Please pull every line from the data below and reproduce each one unchanged, character for character.

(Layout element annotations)
-.-.-

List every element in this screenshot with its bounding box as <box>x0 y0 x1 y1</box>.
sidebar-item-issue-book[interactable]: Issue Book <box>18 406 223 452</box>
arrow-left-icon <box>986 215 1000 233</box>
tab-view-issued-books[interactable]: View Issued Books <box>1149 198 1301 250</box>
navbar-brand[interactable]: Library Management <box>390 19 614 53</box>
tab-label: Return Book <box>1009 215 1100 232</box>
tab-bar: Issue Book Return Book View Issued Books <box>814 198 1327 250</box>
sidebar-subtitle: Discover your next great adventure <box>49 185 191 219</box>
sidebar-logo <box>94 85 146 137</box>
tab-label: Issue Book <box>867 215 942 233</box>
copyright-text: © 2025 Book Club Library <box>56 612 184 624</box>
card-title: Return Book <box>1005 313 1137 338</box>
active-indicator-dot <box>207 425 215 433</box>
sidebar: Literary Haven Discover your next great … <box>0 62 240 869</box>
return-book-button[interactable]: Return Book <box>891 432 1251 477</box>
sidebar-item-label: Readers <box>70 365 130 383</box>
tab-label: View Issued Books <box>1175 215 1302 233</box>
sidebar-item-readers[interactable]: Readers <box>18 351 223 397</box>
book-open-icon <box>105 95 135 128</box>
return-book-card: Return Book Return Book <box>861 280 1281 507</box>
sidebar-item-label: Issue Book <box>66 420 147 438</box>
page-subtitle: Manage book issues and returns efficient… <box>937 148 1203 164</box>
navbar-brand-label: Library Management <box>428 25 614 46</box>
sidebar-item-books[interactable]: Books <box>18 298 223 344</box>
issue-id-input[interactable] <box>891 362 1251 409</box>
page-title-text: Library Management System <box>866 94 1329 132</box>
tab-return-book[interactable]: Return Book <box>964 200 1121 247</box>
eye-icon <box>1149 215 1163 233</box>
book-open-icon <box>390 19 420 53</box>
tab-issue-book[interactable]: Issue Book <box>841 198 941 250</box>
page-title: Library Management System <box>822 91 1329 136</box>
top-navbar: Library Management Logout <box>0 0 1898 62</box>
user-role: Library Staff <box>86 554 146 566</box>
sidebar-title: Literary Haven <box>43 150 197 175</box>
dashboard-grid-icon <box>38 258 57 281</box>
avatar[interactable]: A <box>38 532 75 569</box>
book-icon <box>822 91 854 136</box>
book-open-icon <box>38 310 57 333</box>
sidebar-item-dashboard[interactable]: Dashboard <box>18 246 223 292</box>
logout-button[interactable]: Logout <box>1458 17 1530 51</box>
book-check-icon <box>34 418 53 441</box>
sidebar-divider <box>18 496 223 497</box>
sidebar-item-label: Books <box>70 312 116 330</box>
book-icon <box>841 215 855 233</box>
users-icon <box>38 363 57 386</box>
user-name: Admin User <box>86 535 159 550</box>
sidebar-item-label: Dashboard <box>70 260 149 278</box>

-.-.-

# Exercise response
List every element in this screenshot with its bounding box as <box>x0 y0 x1 y1</box>.
sidebar-item-issue-book[interactable]: Issue Book <box>18 406 223 452</box>
arrow-left-icon <box>986 215 1000 233</box>
tab-view-issued-books[interactable]: View Issued Books <box>1149 198 1301 250</box>
navbar-brand[interactable]: Library Management <box>390 19 614 53</box>
tab-label: Return Book <box>1009 215 1100 232</box>
tab-bar: Issue Book Return Book View Issued Books <box>814 198 1327 250</box>
sidebar-subtitle: Discover your next great adventure <box>49 185 191 219</box>
sidebar-logo <box>94 85 146 137</box>
tab-label: Issue Book <box>867 215 942 233</box>
copyright-text: © 2025 Book Club Library <box>56 612 184 624</box>
card-title: Return Book <box>1005 313 1137 338</box>
active-indicator-dot <box>207 425 215 433</box>
sidebar: Literary Haven Discover your next great … <box>0 62 240 869</box>
return-book-button[interactable]: Return Book <box>891 432 1251 477</box>
sidebar-item-label: Readers <box>70 365 130 383</box>
tab-label: View Issued Books <box>1175 215 1302 233</box>
sidebar-item-readers[interactable]: Readers <box>18 351 223 397</box>
book-open-icon <box>105 95 135 128</box>
return-book-card: Return Book Return Book <box>861 280 1281 507</box>
sidebar-item-label: Issue Book <box>66 420 147 438</box>
page-subtitle: Manage book issues and returns efficient… <box>937 148 1203 164</box>
navbar-brand-label: Library Management <box>428 25 614 46</box>
sidebar-item-books[interactable]: Books <box>18 298 223 344</box>
issue-id-input[interactable] <box>891 362 1251 409</box>
page-title-text: Library Management System <box>866 94 1329 132</box>
tab-return-book[interactable]: Return Book <box>964 200 1121 247</box>
eye-icon <box>1149 215 1163 233</box>
book-open-icon <box>390 19 420 53</box>
tab-issue-book[interactable]: Issue Book <box>841 198 941 250</box>
page-title: Library Management System <box>822 91 1329 136</box>
top-navbar: Library Management Logout <box>0 0 1898 62</box>
user-role: Library Staff <box>86 554 146 566</box>
sidebar-title: Literary Haven <box>43 150 197 175</box>
dashboard-grid-icon <box>38 258 57 281</box>
avatar[interactable]: A <box>38 532 75 569</box>
book-icon <box>822 91 854 136</box>
book-open-icon <box>38 310 57 333</box>
sidebar-item-dashboard[interactable]: Dashboard <box>18 246 223 292</box>
logout-button[interactable]: Logout <box>1458 17 1530 51</box>
book-check-icon <box>34 418 53 441</box>
sidebar-divider <box>18 496 223 497</box>
sidebar-item-label: Books <box>70 312 116 330</box>
book-icon <box>841 215 855 233</box>
users-icon <box>38 363 57 386</box>
user-name: Admin User <box>86 535 159 550</box>
sidebar-item-label: Dashboard <box>70 260 149 278</box>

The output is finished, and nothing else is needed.